§ **What you are asked to do**:
Swap "quote-card" for "price-card" in the records from the first line through the line containing "bps-value: 0.09 [518, 194, 540, 206]", both included, and give those lines again with nothing else changed.

Layout region records:
>> begin

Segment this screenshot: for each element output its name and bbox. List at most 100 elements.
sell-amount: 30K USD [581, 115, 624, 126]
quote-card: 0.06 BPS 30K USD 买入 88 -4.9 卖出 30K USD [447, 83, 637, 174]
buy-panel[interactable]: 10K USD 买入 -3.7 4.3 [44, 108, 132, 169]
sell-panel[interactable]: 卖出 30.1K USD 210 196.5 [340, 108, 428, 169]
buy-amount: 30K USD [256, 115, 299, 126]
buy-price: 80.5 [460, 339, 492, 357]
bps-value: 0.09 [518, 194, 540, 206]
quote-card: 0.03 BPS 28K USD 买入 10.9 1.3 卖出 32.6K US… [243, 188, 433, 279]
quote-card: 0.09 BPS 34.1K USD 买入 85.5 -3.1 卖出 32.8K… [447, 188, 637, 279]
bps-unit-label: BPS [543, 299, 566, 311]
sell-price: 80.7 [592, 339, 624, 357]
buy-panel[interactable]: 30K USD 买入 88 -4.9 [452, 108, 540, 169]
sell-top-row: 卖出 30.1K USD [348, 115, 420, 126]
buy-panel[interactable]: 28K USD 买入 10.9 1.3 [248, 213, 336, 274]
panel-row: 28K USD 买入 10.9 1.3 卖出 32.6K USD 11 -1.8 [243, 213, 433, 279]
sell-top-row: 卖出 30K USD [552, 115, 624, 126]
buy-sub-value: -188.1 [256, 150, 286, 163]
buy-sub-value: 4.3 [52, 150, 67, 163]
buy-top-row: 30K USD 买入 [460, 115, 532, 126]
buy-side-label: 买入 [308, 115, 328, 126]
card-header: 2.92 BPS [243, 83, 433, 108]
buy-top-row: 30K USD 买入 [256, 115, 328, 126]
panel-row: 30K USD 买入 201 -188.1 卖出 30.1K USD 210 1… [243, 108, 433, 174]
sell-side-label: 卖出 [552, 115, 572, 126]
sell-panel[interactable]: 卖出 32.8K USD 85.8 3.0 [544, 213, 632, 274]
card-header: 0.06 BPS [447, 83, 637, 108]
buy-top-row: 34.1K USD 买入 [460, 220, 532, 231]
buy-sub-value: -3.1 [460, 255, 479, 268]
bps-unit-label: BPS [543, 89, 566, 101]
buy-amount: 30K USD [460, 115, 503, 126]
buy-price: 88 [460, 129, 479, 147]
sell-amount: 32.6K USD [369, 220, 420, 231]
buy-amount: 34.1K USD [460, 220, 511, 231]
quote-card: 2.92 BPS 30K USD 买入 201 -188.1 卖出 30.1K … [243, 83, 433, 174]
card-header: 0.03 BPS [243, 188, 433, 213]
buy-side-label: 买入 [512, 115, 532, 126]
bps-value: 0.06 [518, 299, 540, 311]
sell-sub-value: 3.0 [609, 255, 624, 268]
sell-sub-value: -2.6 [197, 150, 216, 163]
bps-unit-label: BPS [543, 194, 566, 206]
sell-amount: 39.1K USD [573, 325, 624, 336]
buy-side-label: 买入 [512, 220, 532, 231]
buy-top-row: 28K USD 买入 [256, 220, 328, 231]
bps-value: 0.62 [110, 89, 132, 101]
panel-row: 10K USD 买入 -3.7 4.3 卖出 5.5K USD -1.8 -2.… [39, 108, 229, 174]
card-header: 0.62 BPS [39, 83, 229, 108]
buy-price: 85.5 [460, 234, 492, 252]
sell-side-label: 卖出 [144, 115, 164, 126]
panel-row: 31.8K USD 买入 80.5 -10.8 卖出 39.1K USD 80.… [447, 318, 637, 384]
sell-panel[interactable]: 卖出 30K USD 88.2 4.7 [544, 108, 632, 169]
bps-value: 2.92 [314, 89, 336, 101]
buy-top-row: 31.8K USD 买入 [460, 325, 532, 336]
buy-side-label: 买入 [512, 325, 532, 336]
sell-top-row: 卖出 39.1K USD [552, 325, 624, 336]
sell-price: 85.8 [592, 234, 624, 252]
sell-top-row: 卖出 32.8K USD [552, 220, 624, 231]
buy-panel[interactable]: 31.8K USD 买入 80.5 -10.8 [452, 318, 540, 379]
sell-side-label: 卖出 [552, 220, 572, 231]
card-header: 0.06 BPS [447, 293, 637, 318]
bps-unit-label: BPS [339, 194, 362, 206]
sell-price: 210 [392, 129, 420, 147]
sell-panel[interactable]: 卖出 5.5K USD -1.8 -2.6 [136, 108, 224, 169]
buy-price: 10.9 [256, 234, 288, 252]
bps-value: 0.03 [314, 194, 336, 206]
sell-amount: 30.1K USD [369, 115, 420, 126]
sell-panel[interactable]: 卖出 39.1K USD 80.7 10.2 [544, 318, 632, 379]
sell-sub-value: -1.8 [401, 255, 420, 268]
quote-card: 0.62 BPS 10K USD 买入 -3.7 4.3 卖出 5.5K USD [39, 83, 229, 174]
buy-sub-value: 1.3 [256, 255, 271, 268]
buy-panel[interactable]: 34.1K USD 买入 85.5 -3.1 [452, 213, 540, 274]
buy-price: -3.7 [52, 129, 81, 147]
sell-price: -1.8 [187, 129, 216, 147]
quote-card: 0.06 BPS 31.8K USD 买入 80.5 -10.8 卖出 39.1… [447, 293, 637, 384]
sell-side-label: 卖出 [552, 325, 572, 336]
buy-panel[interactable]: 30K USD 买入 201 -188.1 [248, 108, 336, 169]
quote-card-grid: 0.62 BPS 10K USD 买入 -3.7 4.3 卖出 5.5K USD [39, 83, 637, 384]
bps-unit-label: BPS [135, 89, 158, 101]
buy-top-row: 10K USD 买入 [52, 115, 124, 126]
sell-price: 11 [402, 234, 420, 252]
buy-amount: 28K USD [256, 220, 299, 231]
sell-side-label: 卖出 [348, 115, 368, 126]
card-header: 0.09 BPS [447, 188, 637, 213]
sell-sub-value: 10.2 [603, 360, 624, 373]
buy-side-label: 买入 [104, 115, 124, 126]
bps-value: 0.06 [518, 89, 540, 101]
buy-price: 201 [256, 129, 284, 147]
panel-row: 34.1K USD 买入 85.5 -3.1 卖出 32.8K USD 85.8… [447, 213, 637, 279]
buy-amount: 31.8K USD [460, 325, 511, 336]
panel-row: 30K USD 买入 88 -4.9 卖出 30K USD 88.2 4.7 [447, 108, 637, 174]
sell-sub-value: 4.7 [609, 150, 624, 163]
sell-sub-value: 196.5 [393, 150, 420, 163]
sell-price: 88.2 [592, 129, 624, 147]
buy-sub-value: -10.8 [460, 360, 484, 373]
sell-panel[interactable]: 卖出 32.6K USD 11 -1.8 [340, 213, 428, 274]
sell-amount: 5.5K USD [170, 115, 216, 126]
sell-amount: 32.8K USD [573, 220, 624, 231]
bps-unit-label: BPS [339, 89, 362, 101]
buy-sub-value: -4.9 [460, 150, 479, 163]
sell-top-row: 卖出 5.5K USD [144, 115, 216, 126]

>> end

§ **In response**:
Segment this screenshot: for each element output its name and bbox. List at most 100 elements.
sell-amount: 30K USD [581, 115, 624, 126]
price-card: 0.06 BPS 30K USD 买入 88 -4.9 卖出 30K USD [447, 83, 637, 174]
buy-panel[interactable]: 10K USD 买入 -3.7 4.3 [44, 108, 132, 169]
sell-panel[interactable]: 卖出 30.1K USD 210 196.5 [340, 108, 428, 169]
buy-amount: 30K USD [256, 115, 299, 126]
buy-price: 80.5 [460, 339, 492, 357]
bps-value: 0.09 [518, 194, 540, 206]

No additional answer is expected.